● **TASK**
Each line containing the word "this" must be reported.

** start **

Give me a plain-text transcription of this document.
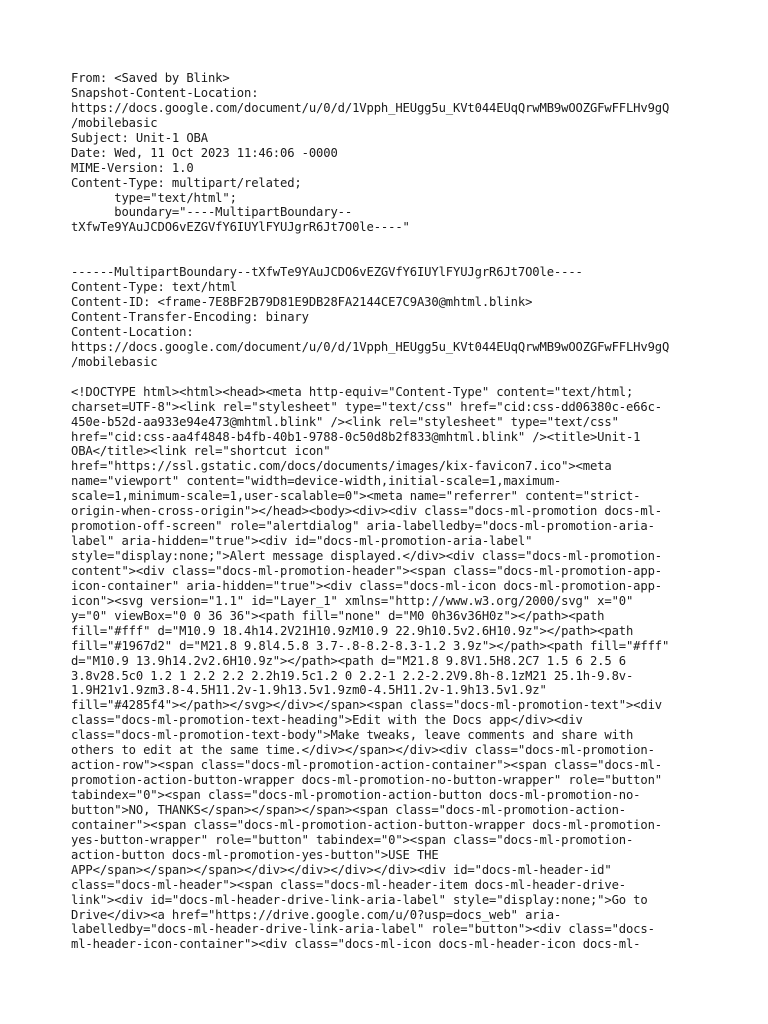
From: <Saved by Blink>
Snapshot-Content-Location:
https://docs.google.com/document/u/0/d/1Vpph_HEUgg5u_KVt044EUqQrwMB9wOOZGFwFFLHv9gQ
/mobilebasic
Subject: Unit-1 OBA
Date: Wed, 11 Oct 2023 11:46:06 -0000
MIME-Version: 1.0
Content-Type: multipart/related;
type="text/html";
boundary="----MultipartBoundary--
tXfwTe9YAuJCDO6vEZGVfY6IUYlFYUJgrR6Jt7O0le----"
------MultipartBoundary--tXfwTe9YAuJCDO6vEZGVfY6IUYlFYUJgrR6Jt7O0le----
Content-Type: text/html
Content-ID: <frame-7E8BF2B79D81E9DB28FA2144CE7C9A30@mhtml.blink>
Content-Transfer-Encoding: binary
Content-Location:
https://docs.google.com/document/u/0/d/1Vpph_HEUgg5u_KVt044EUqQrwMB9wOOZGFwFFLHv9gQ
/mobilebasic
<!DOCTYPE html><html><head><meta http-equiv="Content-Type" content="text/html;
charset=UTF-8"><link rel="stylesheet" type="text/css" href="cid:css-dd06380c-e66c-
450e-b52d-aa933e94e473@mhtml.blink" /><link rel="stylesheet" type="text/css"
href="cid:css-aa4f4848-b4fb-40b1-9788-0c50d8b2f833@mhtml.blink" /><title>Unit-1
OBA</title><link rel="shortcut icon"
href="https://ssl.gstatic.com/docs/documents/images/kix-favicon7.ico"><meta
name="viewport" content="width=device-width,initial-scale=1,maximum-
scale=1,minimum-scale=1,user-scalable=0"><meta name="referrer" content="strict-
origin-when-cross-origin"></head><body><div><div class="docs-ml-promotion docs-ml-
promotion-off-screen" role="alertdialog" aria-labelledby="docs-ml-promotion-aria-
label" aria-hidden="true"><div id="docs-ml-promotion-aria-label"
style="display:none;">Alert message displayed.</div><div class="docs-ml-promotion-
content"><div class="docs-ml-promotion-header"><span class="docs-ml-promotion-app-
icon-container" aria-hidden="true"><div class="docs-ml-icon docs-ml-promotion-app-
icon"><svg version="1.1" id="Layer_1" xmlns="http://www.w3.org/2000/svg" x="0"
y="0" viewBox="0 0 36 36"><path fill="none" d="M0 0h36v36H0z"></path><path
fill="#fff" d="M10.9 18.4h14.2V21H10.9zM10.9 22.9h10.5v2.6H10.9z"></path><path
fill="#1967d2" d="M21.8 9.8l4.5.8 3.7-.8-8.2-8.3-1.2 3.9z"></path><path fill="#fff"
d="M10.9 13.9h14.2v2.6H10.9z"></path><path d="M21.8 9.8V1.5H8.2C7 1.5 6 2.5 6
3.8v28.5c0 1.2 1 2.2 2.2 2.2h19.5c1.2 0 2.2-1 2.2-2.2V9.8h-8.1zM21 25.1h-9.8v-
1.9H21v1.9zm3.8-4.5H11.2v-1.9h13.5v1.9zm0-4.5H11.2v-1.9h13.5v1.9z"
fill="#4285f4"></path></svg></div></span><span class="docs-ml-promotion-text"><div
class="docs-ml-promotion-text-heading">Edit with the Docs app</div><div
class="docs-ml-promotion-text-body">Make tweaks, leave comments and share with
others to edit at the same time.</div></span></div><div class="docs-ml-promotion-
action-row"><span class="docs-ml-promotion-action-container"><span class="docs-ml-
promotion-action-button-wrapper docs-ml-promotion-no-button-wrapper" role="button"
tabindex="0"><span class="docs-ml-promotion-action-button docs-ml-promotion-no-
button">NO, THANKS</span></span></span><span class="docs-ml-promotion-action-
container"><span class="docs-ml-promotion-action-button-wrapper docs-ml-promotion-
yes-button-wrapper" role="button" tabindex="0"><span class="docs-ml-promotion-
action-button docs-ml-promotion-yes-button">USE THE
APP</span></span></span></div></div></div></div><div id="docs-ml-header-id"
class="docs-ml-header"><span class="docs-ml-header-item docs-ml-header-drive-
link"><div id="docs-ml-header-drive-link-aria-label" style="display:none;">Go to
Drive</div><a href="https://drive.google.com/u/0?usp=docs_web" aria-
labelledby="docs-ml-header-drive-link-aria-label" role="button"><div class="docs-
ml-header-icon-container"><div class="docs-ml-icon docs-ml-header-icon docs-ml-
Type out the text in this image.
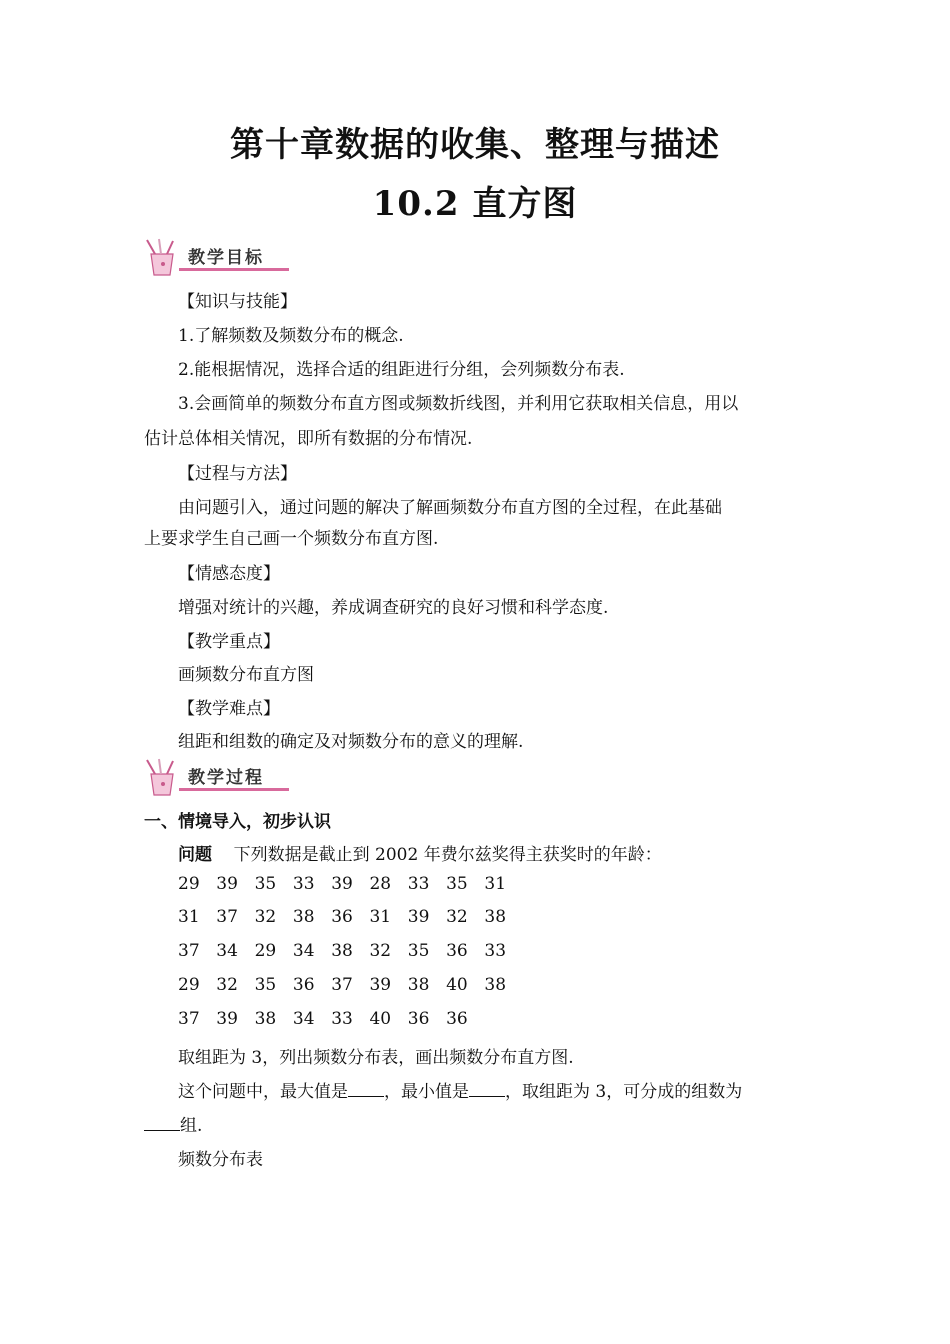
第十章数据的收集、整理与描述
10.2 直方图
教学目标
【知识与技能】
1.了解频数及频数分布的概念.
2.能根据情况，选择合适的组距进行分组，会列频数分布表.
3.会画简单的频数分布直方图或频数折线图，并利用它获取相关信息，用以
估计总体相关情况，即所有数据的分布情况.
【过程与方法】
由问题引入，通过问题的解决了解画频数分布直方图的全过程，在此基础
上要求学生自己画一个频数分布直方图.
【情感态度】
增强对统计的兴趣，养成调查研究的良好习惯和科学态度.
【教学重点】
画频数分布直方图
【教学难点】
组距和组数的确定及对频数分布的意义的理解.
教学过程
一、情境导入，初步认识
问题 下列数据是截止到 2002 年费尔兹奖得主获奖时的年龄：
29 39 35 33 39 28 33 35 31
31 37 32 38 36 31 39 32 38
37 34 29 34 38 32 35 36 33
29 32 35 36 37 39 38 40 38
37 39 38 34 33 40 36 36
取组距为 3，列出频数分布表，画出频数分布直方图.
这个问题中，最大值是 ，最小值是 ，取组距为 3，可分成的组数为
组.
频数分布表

** end **
** start **

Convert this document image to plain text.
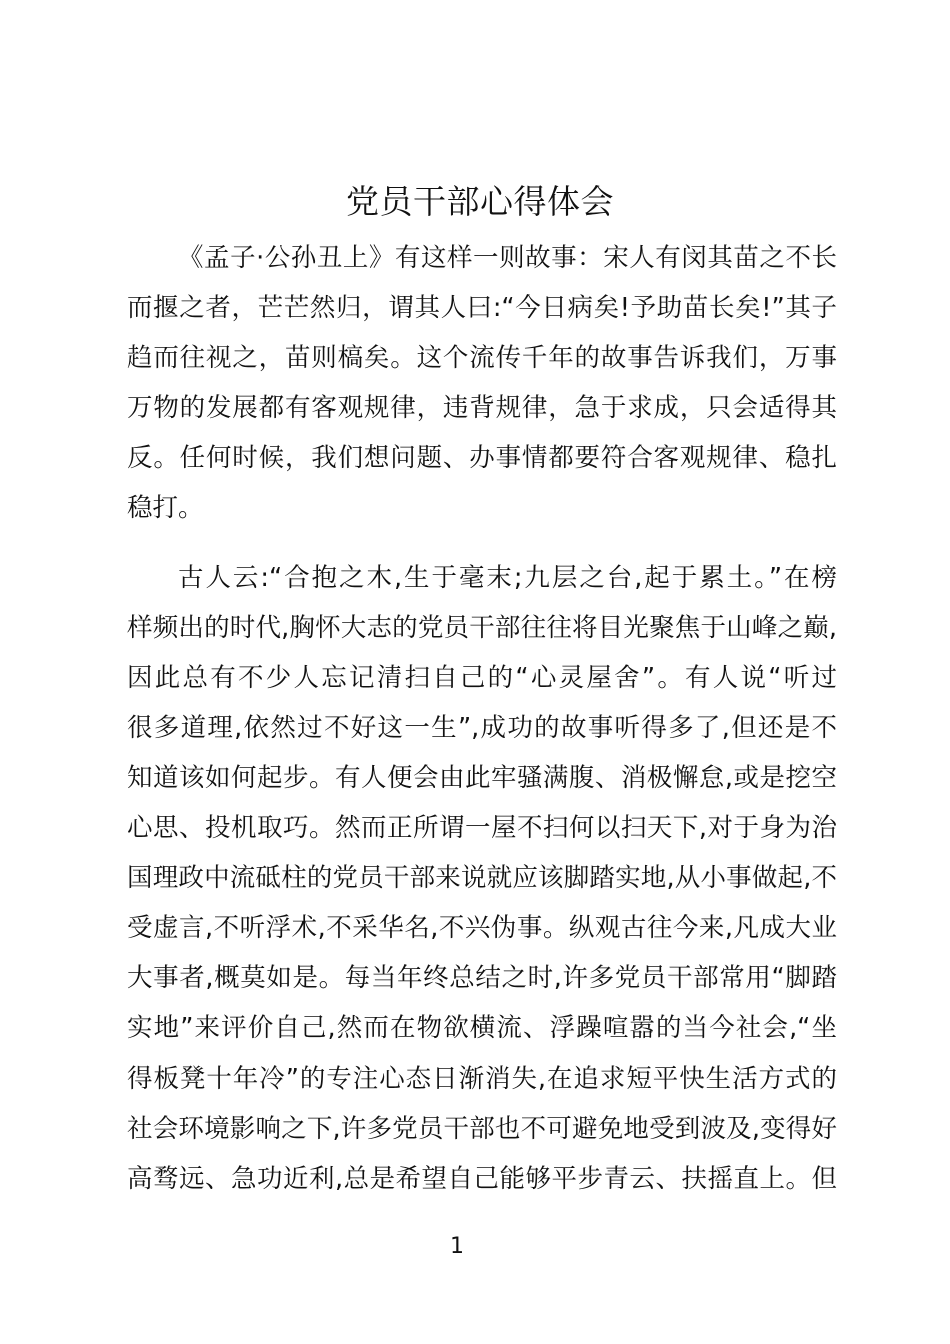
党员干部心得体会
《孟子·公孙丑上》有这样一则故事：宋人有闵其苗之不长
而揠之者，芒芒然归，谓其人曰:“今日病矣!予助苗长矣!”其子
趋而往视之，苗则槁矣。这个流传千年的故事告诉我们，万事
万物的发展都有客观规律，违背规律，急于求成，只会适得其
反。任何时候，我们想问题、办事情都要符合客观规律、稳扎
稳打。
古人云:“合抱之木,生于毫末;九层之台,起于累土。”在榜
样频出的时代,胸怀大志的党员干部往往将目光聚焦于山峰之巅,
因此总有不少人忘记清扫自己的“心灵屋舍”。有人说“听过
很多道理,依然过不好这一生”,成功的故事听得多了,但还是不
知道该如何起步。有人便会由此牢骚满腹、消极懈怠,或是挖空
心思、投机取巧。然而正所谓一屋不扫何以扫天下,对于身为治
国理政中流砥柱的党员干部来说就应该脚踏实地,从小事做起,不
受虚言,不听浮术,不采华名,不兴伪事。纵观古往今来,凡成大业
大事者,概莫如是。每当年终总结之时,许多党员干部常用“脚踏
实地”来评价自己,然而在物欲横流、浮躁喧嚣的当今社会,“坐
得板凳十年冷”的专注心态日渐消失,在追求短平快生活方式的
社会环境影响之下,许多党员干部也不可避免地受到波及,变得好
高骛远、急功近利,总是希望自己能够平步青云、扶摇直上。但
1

** end **

● **THE COMPLETED TASK**
Give me a plain-text transcription of this document.
Type out the text in this image.
Convert this document image to plain text.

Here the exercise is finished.